Pictures stay out; everything else in the records below is copied exactly.

----------

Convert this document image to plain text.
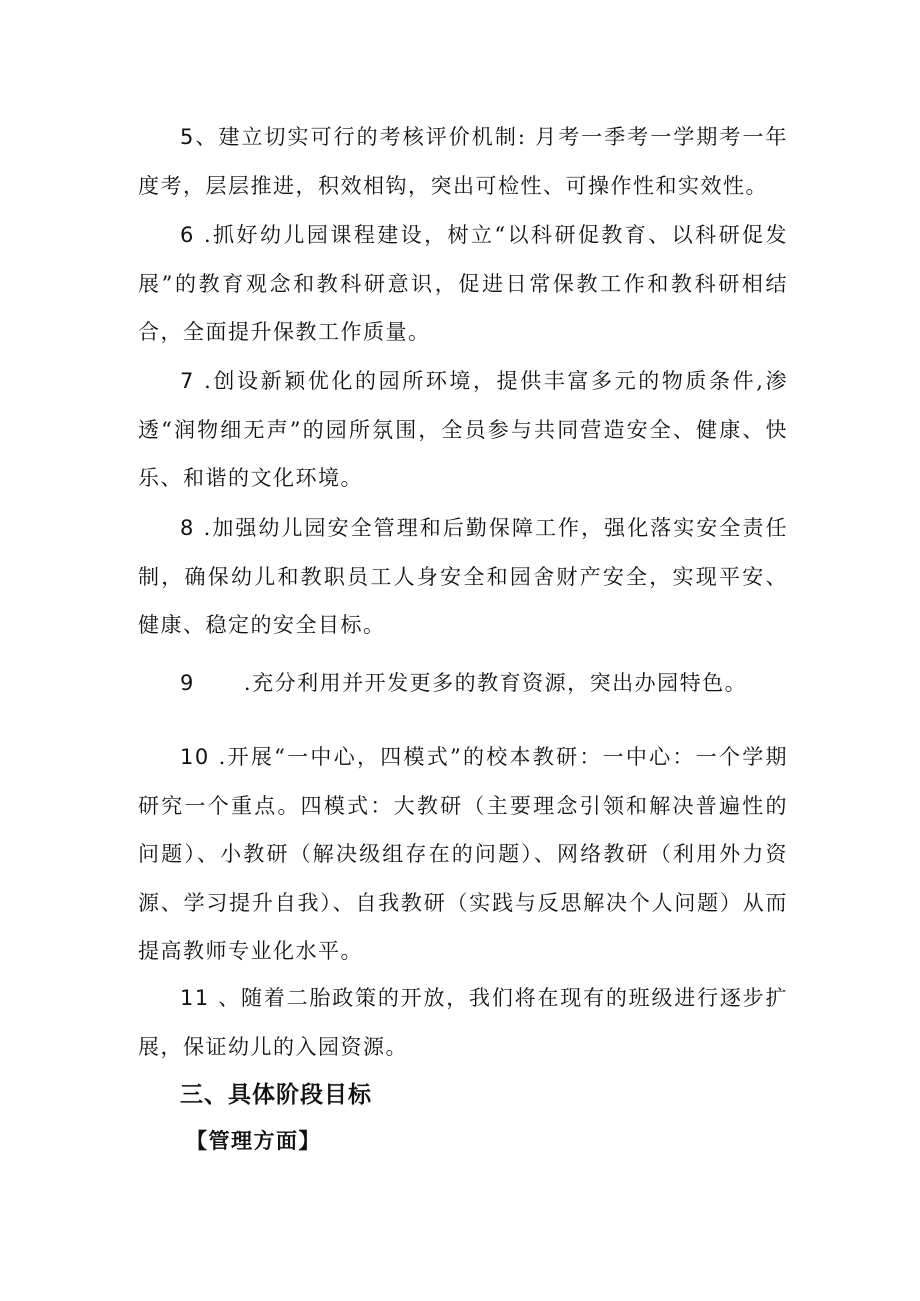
5、建立切实可行的考核评价机制: 月考一季考一学期考一年度考，层层推进，积效相钩，突出可检性、可操作性和实效性。

6 .抓好幼儿园课程建设，树立“以科研促教育、以科研促发展”的教育观念和教科研意识，促进日常保教工作和教科研相结合，全面提升保教工作质量。

7 .创设新颖优化的园所环境，提供丰富多元的物质条件,渗透“润物细无声”的园所氛围，全员参与共同营造安全、健康、快乐、和谐的文化环境。

8 .加强幼儿园安全管理和后勤保障工作，强化落实安全责任制，确保幼儿和教职员工人身安全和园舍财产安全，实现平安、健康、稳定的安全目标。

9      .充分利用并开发更多的教育资源，突出办园特色。

10 .开展“一中心，四模式”的校本教研：一中心：一个学期研究一个重点。四模式：大教研（主要理念引领和解决普遍性的问题）、小教研（解决级组存在的问题）、网络教研（利用外力资源、学习提升自我）、自我教研（实践与反思解决个人问题）从而提高教师专业化水平。

11 、随着二胎政策的开放，我们将在现有的班级进行逐步扩展，保证幼儿的入园资源。

三、具体阶段目标
【管理方面】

----------

# COMPLETED TASK
Convert this document image to plain text.
5、建立切实可行的考核评价机制: 月考一季考一学期考一年度考，层层推进，积效相钩，突出可检性、可操作性和实效性。

6 .抓好幼儿园课程建设，树立“以科研促教育、以科研促发展”的教育观念和教科研意识，促进日常保教工作和教科研相结合，全面提升保教工作质量。

7 .创设新颖优化的园所环境，提供丰富多元的物质条件,渗透“润物细无声”的园所氛围，全员参与共同营造安全、健康、快乐、和谐的文化环境。

8 .加强幼儿园安全管理和后勤保障工作，强化落实安全责任制，确保幼儿和教职员工人身安全和园舍财产安全，实现平安、健康、稳定的安全目标。

9      .充分利用并开发更多的教育资源，突出办园特色。

10 .开展“一中心，四模式”的校本教研：一中心：一个学期研究一个重点。四模式：大教研（主要理念引领和解决普遍性的问题）、小教研（解决级组存在的问题）、网络教研（利用外力资源、学习提升自我）、自我教研（实践与反思解决个人问题）从而提高教师专业化水平。

11 、随着二胎政策的开放，我们将在现有的班级进行逐步扩展，保证幼儿的入园资源。

三、具体阶段目标
【管理方面】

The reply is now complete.